Reproduce the listing exactly, with no pictures in your copy.

** start Information provided **

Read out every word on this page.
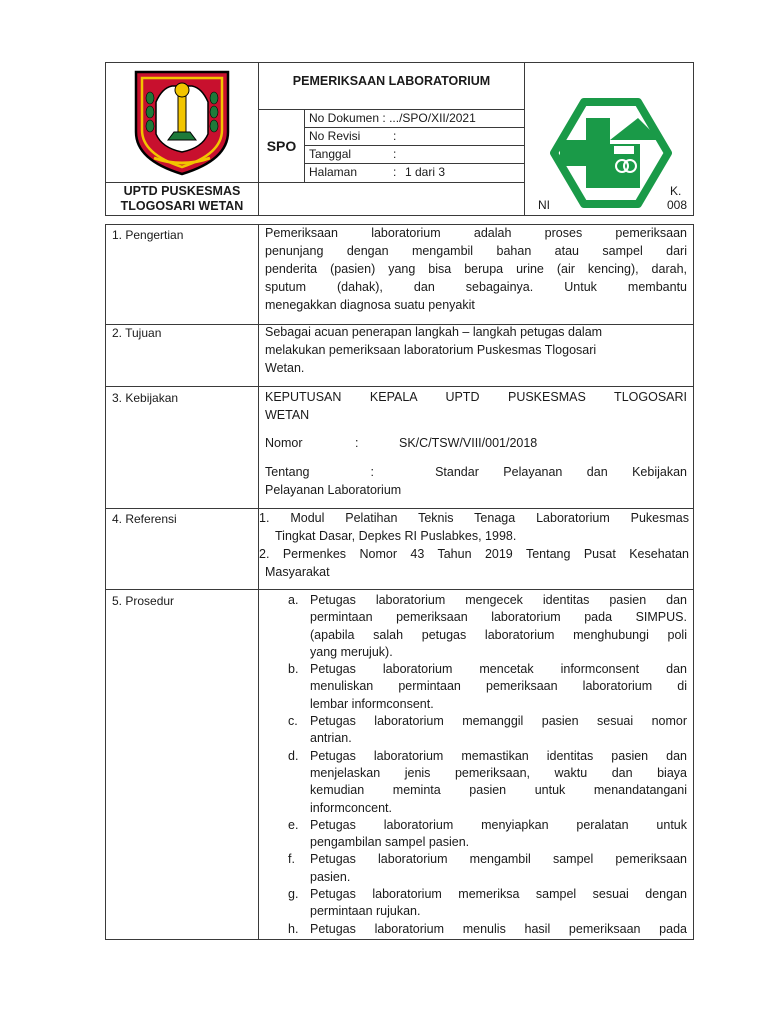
UPTD PUSKESMAS
TLOGOSARI WETAN
PEMERIKSAAN LABORATORIUM
SPO
No Dokumen : .../SPO/XII/2021
No Revisi	:
Tanggal	:
Halaman	: 1 dari 3
K.
NI	008
1. Pengertian	Pemeriksaan laboratorium adalah proses pemeriksaan
penunjang dengan mengambil bahan atau sampel dari
penderita (pasien) yang bisa berupa urine (air kencing), darah,
sputum (dahak), dan sebagainya. Untuk membantu
menegakkan diagnosa suatu penyakit
2. Tujuan	Sebagai acuan penerapan langkah – langkah petugas dalam
melakukan pemeriksaan laboratorium Puskesmas Tlogosari
Wetan.
3. Kebijakan	KEPUTUSAN KEPALA UPTD PUSKESMAS TLOGOSARI
WETAN
Nomor	:	SK/C/TSW/VIII/001/2018
Tentang     :     Standar  Pelayanan  dan  Kebijakan
Pelayanan Laboratorium
4. Referensi	1. Modul Pelatihan Teknis Tenaga Laboratorium Pukesmas
Tingkat Dasar, Depkes RI Puslabkes, 1998.
2. Permenkes Nomor 43 Tahun 2019 Tentang Pusat Kesehatan
Masyarakat
5. Prosedur	a. Petugas laboratorium mengecek identitas pasien dan
permintaan pemeriksaan laboratorium pada SIMPUS.
(apabila salah petugas laboratorium menghubungi poli
yang merujuk).
b. Petugas laboratorium mencetak informconsent dan
menuliskan permintaan pemeriksaan laboratorium di
lembar informconsent.
c. Petugas laboratorium memanggil pasien sesuai nomor
antrian.
d. Petugas laboratorium memastikan identitas pasien dan
menjelaskan jenis pemeriksaan, waktu dan biaya
kemudian meminta pasien untuk menandatangani
informconcent.
e. Petugas laboratorium menyiapkan peralatan untuk
pengambilan sampel pasien.
f. Petugas laboratorium mengambil sampel pemeriksaan
pasien.
g. Petugas laboratorium memeriksa sampel sesuai dengan
permintaan rujukan.
h. Petugas laboratorium menulis hasil pemeriksaan pada
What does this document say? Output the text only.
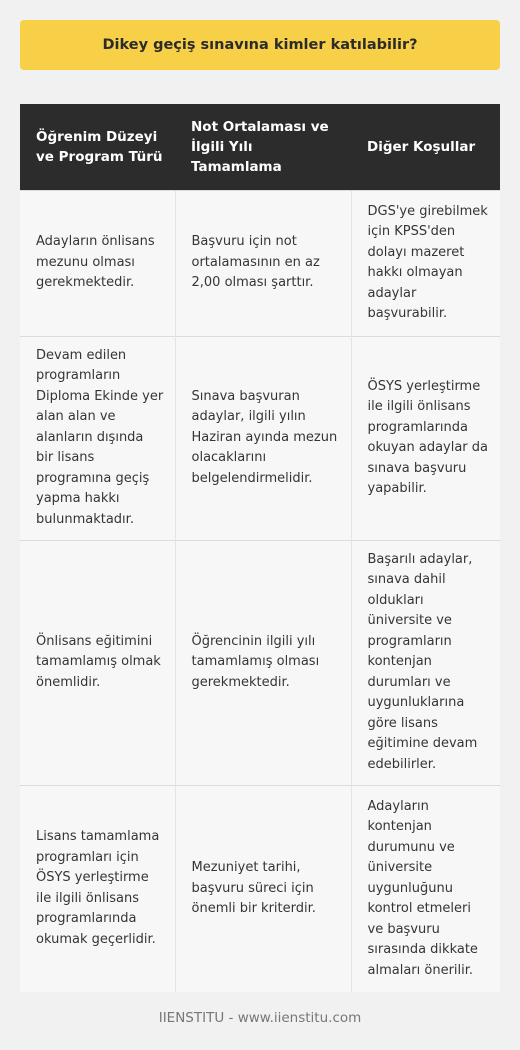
Dikey geçiş sınavına kimler katılabilir?
Öğrenim Düzeyi ve Program Türü	Not Ortalaması ve İlgili Yılı Tamamlama	Diğer Koşullar
Adayların önlisans mezunu olması gerekmektedir.	Başvuru için not ortalamasının en az 2,00 olması şarttır.	DGS'ye girebilmek için KPSS'den dolayı mazeret hakkı olmayan adaylar başvurabilir.
Devam edilen programların Diploma Ekinde yer alan alan ve alanların dışında bir lisans programına geçiş yapma hakkı bulunmaktadır.	Sınava başvuran adaylar, ilgili yılın Haziran ayında mezun olacaklarını belgelendirmelidir.	ÖSYS yerleştirme ile ilgili önlisans programlarında okuyan adaylar da sınava başvuru yapabilir.
Önlisans eğitimini tamamlamış olmak önemlidir.	Öğrencinin ilgili yılı tamamlamış olması gerekmektedir.	Başarılı adaylar, sınava dahil oldukları üniversite ve programların kontenjan durumları ve uygunluklarına göre lisans eğitimine devam edebilirler.
Lisans tamamlama programları için ÖSYS yerleştirme ile ilgili önlisans programlarında okumak geçerlidir.	Mezuniyet tarihi, başvuru süreci için önemli bir kriterdir.	Adayların kontenjan durumunu ve üniversite uygunluğunu kontrol etmeleri ve başvuru sırasında dikkate almaları önerilir.
IIENSTITU - www.iienstitu.com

** end Information provided **

◆ **Solution for this task**:
Read out every word on this page.
UPTD PUSKESMAS
TLOGOSARI WETAN
PEMERIKSAAN LABORATORIUM
SPO
No Dokumen : .../SPO/XII/2021
No Revisi	:
Tanggal	:
Halaman	: 1 dari 3
K.
NI	008
1. Pengertian	Pemeriksaan laboratorium adalah proses pemeriksaan
penunjang dengan mengambil bahan atau sampel dari
penderita (pasien) yang bisa berupa urine (air kencing), darah,
sputum (dahak), dan sebagainya. Untuk membantu
menegakkan diagnosa suatu penyakit
2. Tujuan	Sebagai acuan penerapan langkah – langkah petugas dalam
melakukan pemeriksaan laboratorium Puskesmas Tlogosari
Wetan.
3. Kebijakan	KEPUTUSAN KEPALA UPTD PUSKESMAS TLOGOSARI
WETAN
Nomor	:	SK/C/TSW/VIII/001/2018
Tentang     :     Standar  Pelayanan  dan  Kebijakan
Pelayanan Laboratorium
4. Referensi	1. Modul Pelatihan Teknis Tenaga Laboratorium Pukesmas
Tingkat Dasar, Depkes RI Puslabkes, 1998.
2. Permenkes Nomor 43 Tahun 2019 Tentang Pusat Kesehatan
Masyarakat
5. Prosedur	a. Petugas laboratorium mengecek identitas pasien dan
permintaan pemeriksaan laboratorium pada SIMPUS.
(apabila salah petugas laboratorium menghubungi poli
yang merujuk).
b. Petugas laboratorium mencetak informconsent dan
menuliskan permintaan pemeriksaan laboratorium di
lembar informconsent.
c. Petugas laboratorium memanggil pasien sesuai nomor
antrian.
d. Petugas laboratorium memastikan identitas pasien dan
menjelaskan jenis pemeriksaan, waktu dan biaya
kemudian meminta pasien untuk menandatangani
informconcent.
e. Petugas laboratorium menyiapkan peralatan untuk
pengambilan sampel pasien.
f. Petugas laboratorium mengambil sampel pemeriksaan
pasien.
g. Petugas laboratorium memeriksa sampel sesuai dengan
permintaan rujukan.
h. Petugas laboratorium menulis hasil pemeriksaan pada
What does this document say? Output the text only.
Dikey geçiş sınavına kimler katılabilir?
Öğrenim Düzeyi ve Program Türü	Not Ortalaması ve İlgili Yılı Tamamlama	Diğer Koşullar
Adayların önlisans mezunu olması gerekmektedir.	Başvuru için not ortalamasının en az 2,00 olması şarttır.	DGS'ye girebilmek için KPSS'den dolayı mazeret hakkı olmayan adaylar başvurabilir.
Devam edilen programların Diploma Ekinde yer alan alan ve alanların dışında bir lisans programına geçiş yapma hakkı bulunmaktadır.	Sınava başvuran adaylar, ilgili yılın Haziran ayında mezun olacaklarını belgelendirmelidir.	ÖSYS yerleştirme ile ilgili önlisans programlarında okuyan adaylar da sınava başvuru yapabilir.
Önlisans eğitimini tamamlamış olmak önemlidir.	Öğrencinin ilgili yılı tamamlamış olması gerekmektedir.	Başarılı adaylar, sınava dahil oldukları üniversite ve programların kontenjan durumları ve uygunluklarına göre lisans eğitimine devam edebilirler.
Lisans tamamlama programları için ÖSYS yerleştirme ile ilgili önlisans programlarında okumak geçerlidir.	Mezuniyet tarihi, başvuru süreci için önemli bir kriterdir.	Adayların kontenjan durumunu ve üniversite uygunluğunu kontrol etmeleri ve başvuru sırasında dikkate almaları önerilir.
IIENSTITU - www.iienstitu.com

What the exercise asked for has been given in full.